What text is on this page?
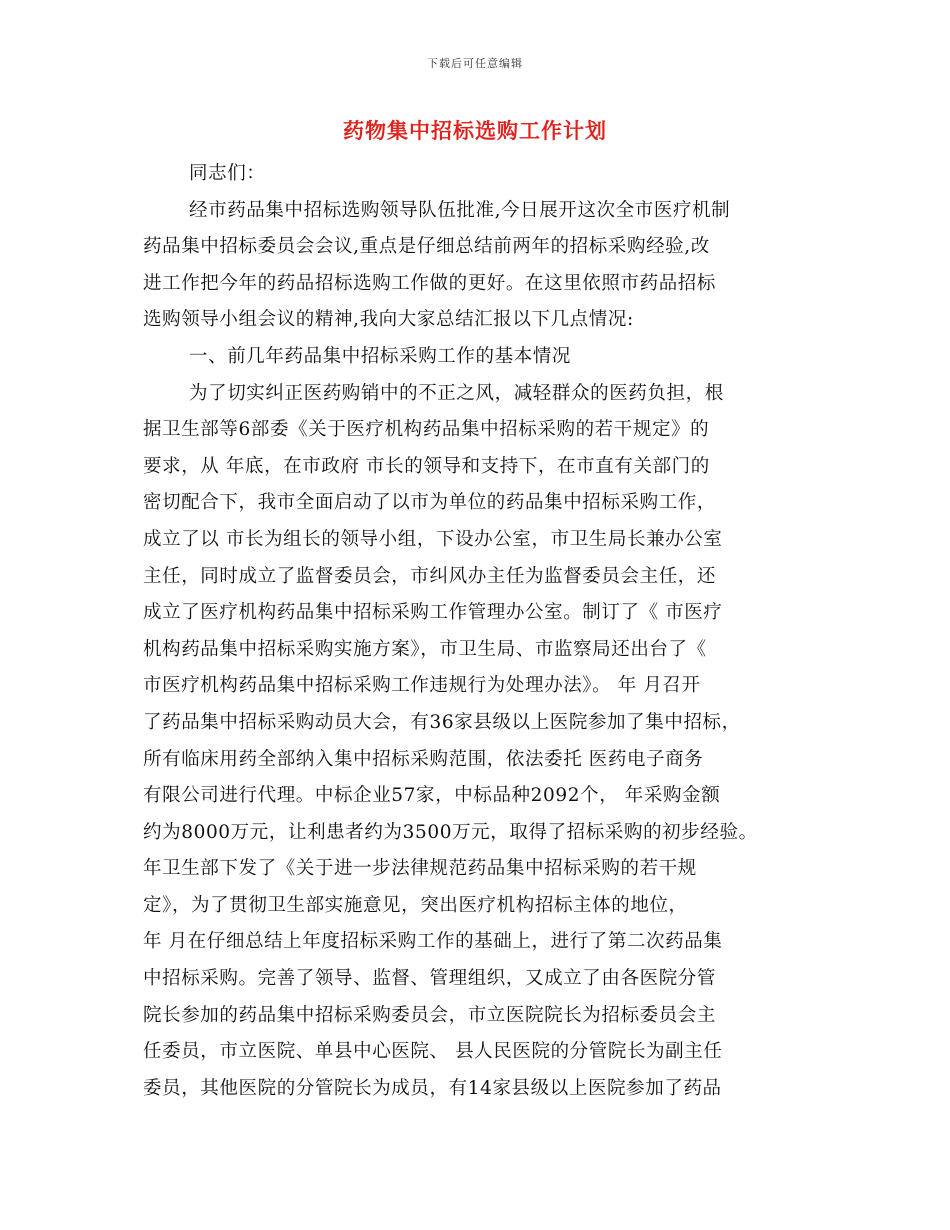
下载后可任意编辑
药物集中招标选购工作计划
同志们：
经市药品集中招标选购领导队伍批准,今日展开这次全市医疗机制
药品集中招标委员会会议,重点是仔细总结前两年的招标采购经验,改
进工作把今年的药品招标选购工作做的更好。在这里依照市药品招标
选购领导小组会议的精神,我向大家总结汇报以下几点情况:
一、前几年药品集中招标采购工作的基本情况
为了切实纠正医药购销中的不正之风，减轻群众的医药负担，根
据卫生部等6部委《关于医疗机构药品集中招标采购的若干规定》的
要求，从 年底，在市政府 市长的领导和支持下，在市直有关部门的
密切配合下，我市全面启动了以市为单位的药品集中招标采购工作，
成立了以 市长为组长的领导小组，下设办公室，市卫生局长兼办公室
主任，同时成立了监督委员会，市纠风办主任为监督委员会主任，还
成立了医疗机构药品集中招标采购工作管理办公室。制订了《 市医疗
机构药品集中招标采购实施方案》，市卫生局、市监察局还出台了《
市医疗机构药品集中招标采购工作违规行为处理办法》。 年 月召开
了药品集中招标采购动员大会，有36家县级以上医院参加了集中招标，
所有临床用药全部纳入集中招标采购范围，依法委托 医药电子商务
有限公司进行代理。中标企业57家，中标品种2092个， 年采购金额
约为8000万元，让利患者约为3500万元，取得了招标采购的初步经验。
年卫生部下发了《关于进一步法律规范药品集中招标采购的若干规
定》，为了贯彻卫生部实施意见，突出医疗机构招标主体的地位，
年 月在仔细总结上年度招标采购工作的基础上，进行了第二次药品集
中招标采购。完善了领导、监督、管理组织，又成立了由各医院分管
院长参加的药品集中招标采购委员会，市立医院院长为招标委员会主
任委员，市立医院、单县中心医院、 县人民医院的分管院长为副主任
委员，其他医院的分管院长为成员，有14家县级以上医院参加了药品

────────────────────

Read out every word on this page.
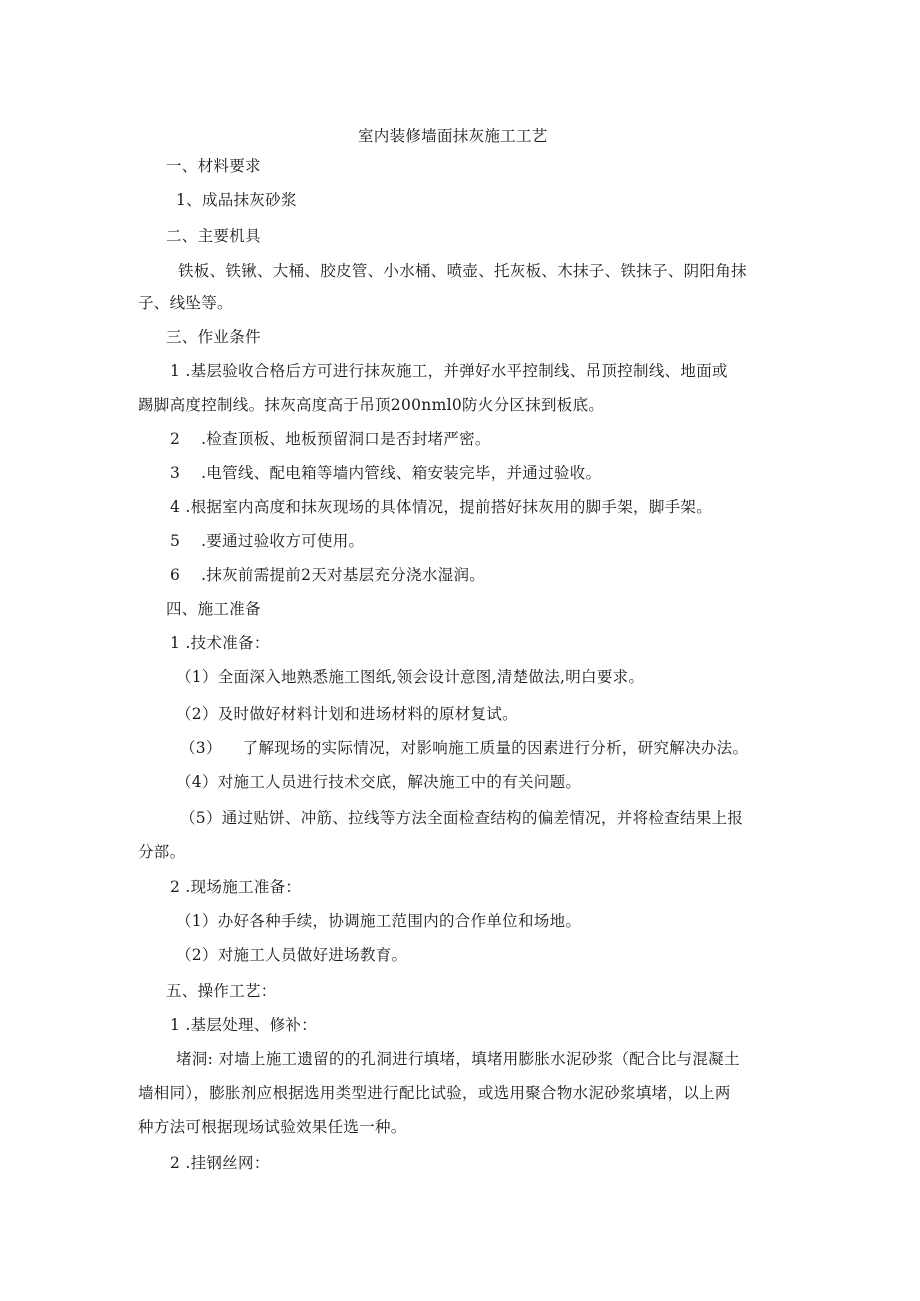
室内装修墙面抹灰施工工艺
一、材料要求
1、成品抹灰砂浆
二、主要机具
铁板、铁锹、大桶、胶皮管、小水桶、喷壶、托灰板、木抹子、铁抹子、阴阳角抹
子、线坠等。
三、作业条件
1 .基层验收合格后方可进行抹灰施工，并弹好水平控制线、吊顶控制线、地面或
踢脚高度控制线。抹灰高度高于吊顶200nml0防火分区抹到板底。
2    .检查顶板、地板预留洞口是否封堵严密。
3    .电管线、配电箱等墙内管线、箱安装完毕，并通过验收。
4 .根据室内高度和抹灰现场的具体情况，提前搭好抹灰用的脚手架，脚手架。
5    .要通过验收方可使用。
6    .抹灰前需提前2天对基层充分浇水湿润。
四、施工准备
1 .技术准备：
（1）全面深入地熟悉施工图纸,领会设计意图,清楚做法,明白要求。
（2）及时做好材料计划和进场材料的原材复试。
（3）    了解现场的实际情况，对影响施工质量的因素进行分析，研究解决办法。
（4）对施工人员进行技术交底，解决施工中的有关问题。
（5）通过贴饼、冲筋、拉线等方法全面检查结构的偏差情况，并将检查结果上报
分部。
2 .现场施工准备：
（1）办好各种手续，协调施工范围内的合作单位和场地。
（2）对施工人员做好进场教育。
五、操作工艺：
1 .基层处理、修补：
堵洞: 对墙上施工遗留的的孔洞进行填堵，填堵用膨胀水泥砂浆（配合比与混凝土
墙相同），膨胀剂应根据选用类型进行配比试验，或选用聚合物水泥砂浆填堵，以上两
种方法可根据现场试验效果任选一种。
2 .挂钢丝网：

────────────────────

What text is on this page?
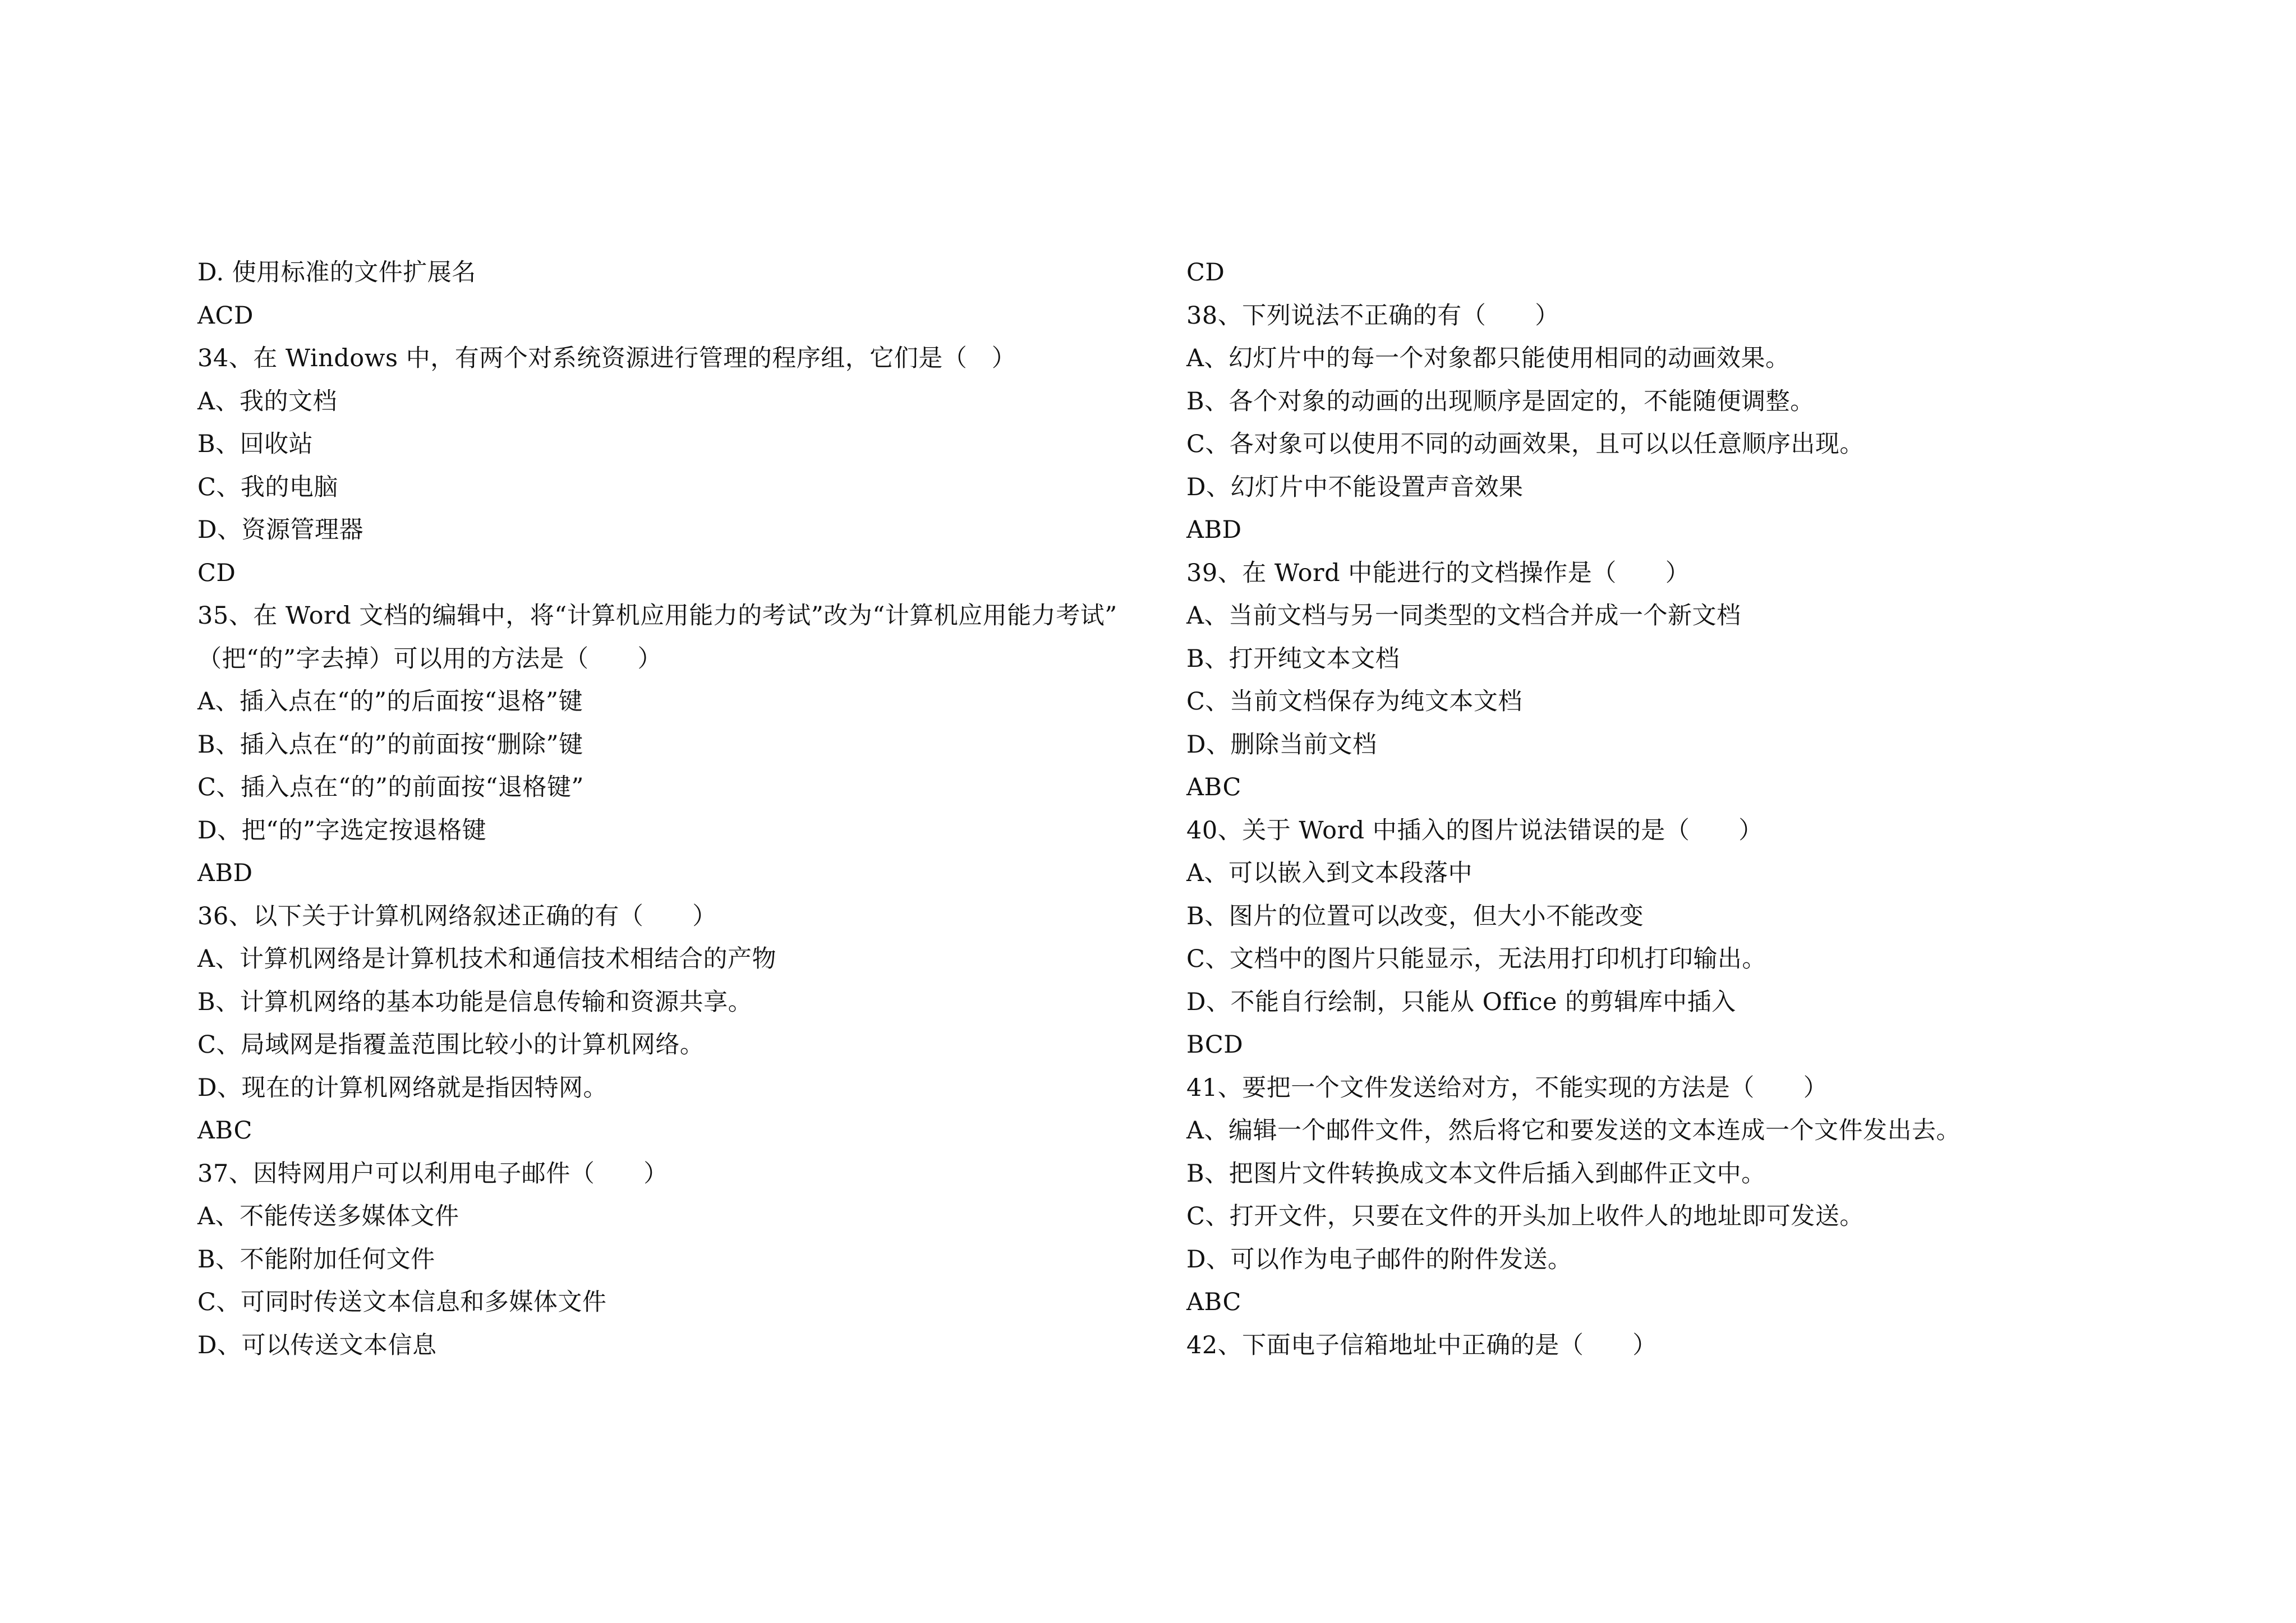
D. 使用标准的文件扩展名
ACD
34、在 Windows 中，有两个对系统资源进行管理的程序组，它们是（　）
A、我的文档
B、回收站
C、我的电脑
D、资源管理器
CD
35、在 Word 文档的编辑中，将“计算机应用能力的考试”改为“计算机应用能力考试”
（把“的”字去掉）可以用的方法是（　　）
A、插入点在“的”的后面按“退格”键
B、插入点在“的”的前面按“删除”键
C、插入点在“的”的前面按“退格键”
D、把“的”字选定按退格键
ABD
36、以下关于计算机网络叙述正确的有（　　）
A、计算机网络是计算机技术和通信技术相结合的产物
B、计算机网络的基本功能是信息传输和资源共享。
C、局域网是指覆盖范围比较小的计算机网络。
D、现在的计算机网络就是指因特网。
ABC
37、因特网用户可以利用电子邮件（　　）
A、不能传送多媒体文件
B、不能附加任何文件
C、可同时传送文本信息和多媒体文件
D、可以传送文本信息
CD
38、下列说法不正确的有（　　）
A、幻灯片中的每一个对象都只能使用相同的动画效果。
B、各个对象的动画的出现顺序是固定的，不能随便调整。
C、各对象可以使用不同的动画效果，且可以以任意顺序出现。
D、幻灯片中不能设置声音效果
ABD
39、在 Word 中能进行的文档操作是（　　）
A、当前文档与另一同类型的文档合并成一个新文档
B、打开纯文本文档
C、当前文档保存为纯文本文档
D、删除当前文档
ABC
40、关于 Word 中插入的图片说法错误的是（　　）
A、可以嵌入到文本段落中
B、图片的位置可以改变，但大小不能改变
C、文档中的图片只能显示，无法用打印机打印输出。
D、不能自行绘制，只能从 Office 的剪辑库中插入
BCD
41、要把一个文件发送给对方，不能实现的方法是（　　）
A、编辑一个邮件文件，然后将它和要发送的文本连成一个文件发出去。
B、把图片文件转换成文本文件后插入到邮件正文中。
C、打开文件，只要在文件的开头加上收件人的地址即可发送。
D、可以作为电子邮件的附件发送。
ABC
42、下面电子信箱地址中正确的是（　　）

────────────────────

=== What the task requires ===
Scan the data above and copy every line with "插入点在" in it.

=== Task response ===
A、插入点在“的”的后面按“退格”键
B、插入点在“的”的前面按“删除”键
C、插入点在“的”的前面按“退格键”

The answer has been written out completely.